- Exercise task
Write out the material below again, unchanged.

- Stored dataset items

** start **

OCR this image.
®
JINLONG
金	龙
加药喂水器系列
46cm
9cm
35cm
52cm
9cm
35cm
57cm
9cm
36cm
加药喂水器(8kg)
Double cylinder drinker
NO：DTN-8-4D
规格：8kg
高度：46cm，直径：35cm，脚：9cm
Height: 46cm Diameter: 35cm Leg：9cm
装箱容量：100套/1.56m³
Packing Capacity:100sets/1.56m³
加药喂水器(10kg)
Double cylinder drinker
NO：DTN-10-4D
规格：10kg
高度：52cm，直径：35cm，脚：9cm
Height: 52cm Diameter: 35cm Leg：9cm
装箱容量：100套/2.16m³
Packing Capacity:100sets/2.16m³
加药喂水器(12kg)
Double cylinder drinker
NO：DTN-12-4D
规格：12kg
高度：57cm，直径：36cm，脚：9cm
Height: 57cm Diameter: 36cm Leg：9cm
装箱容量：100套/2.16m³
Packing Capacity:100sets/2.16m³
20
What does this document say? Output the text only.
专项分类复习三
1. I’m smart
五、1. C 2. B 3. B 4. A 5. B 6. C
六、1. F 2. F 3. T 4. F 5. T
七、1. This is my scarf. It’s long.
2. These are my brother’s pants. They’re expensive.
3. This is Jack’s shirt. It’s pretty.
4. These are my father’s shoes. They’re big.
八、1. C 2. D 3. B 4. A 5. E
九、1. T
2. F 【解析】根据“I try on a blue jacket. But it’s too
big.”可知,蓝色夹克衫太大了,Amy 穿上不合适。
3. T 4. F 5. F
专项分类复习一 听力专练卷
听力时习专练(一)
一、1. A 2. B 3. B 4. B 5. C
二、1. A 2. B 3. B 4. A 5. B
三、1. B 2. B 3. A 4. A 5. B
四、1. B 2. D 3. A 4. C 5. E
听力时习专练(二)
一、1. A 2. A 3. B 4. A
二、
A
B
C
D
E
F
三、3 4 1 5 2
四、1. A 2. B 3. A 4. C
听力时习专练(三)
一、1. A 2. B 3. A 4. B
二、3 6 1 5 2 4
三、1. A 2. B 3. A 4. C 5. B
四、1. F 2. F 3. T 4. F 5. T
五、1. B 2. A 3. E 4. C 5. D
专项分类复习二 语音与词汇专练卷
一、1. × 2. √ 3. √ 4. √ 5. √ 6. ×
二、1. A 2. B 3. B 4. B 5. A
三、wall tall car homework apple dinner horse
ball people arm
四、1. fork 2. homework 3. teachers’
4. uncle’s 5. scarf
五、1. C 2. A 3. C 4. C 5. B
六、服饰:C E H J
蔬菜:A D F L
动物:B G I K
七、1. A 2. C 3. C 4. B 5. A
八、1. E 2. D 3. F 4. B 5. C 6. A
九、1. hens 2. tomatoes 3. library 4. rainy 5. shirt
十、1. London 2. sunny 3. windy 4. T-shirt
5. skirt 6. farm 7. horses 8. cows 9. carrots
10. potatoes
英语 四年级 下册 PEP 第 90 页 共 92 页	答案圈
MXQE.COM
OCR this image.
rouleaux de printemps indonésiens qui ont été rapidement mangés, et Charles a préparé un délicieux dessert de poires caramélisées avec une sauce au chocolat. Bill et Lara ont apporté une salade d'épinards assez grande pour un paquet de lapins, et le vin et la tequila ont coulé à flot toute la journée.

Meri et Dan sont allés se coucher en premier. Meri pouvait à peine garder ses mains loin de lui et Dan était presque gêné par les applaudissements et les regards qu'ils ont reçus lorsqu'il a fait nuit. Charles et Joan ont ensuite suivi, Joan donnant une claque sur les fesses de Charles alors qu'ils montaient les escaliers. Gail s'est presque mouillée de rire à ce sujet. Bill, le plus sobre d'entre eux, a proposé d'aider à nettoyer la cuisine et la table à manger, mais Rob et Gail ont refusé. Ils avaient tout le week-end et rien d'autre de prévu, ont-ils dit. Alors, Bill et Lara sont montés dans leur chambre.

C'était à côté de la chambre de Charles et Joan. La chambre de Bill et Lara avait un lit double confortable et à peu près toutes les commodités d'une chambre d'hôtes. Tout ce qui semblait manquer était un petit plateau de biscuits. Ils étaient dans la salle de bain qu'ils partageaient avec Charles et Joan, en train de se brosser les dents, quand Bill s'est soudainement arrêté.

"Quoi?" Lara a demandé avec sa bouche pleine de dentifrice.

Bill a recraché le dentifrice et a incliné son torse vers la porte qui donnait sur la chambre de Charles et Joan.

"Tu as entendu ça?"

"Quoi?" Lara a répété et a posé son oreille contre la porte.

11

** end **

- Output for this exercise
OCR this image.
®
JINLONG
金	龙
加药喂水器系列
46cm
9cm
35cm
52cm
9cm
35cm
57cm
9cm
36cm
加药喂水器(8kg)
Double cylinder drinker
NO：DTN-8-4D
规格：8kg
高度：46cm，直径：35cm，脚：9cm
Height: 46cm Diameter: 35cm Leg：9cm
装箱容量：100套/1.56m³
Packing Capacity:100sets/1.56m³
加药喂水器(10kg)
Double cylinder drinker
NO：DTN-10-4D
规格：10kg
高度：52cm，直径：35cm，脚：9cm
Height: 52cm Diameter: 35cm Leg：9cm
装箱容量：100套/2.16m³
Packing Capacity:100sets/2.16m³
加药喂水器(12kg)
Double cylinder drinker
NO：DTN-12-4D
规格：12kg
高度：57cm，直径：36cm，脚：9cm
Height: 57cm Diameter: 36cm Leg：9cm
装箱容量：100套/2.16m³
Packing Capacity:100sets/2.16m³
20
What does this document say? Output the text only.
专项分类复习三
1. I’m smart
五、1. C 2. B 3. B 4. A 5. B 6. C
六、1. F 2. F 3. T 4. F 5. T
七、1. This is my scarf. It’s long.
2. These are my brother’s pants. They’re expensive.
3. This is Jack’s shirt. It’s pretty.
4. These are my father’s shoes. They’re big.
八、1. C 2. D 3. B 4. A 5. E
九、1. T
2. F 【解析】根据“I try on a blue jacket. But it’s too
big.”可知,蓝色夹克衫太大了,Amy 穿上不合适。
3. T 4. F 5. F
专项分类复习一 听力专练卷
听力时习专练(一)
一、1. A 2. B 3. B 4. B 5. C
二、1. A 2. B 3. B 4. A 5. B
三、1. B 2. B 3. A 4. A 5. B
四、1. B 2. D 3. A 4. C 5. E
听力时习专练(二)
一、1. A 2. A 3. B 4. A
二、
A
B
C
D
E
F
三、3 4 1 5 2
四、1. A 2. B 3. A 4. C
听力时习专练(三)
一、1. A 2. B 3. A 4. B
二、3 6 1 5 2 4
三、1. A 2. B 3. A 4. C 5. B
四、1. F 2. F 3. T 4. F 5. T
五、1. B 2. A 3. E 4. C 5. D
专项分类复习二 语音与词汇专练卷
一、1. × 2. √ 3. √ 4. √ 5. √ 6. ×
二、1. A 2. B 3. B 4. B 5. A
三、wall tall car homework apple dinner horse
ball people arm
四、1. fork 2. homework 3. teachers’
4. uncle’s 5. scarf
五、1. C 2. A 3. C 4. C 5. B
六、服饰:C E H J
蔬菜:A D F L
动物:B G I K
七、1. A 2. C 3. C 4. B 5. A
八、1. E 2. D 3. F 4. B 5. C 6. A
九、1. hens 2. tomatoes 3. library 4. rainy 5. shirt
十、1. London 2. sunny 3. windy 4. T-shirt
5. skirt 6. farm 7. horses 8. cows 9. carrots
10. potatoes
英语 四年级 下册 PEP 第 90 页 共 92 页	答案圈
MXQE.COM
OCR this image.
rouleaux de printemps indonésiens qui ont été rapidement mangés, et Charles a préparé un délicieux dessert de poires caramélisées avec une sauce au chocolat. Bill et Lara ont apporté une salade d'épinards assez grande pour un paquet de lapins, et le vin et la tequila ont coulé à flot toute la journée.

Meri et Dan sont allés se coucher en premier. Meri pouvait à peine garder ses mains loin de lui et Dan était presque gêné par les applaudissements et les regards qu'ils ont reçus lorsqu'il a fait nuit. Charles et Joan ont ensuite suivi, Joan donnant une claque sur les fesses de Charles alors qu'ils montaient les escaliers. Gail s'est presque mouillée de rire à ce sujet. Bill, le plus sobre d'entre eux, a proposé d'aider à nettoyer la cuisine et la table à manger, mais Rob et Gail ont refusé. Ils avaient tout le week-end et rien d'autre de prévu, ont-ils dit. Alors, Bill et Lara sont montés dans leur chambre.

C'était à côté de la chambre de Charles et Joan. La chambre de Bill et Lara avait un lit double confortable et à peu près toutes les commodités d'une chambre d'hôtes. Tout ce qui semblait manquer était un petit plateau de biscuits. Ils étaient dans la salle de bain qu'ils partageaient avec Charles et Joan, en train de se brosser les dents, quand Bill s'est soudainement arrêté.

"Quoi?" Lara a demandé avec sa bouche pleine de dentifrice.

Bill a recraché le dentifrice et a incliné son torse vers la porte qui donnait sur la chambre de Charles et Joan.

"Tu as entendu ça?"

"Quoi?" Lara a répété et a posé son oreille contre la porte.

11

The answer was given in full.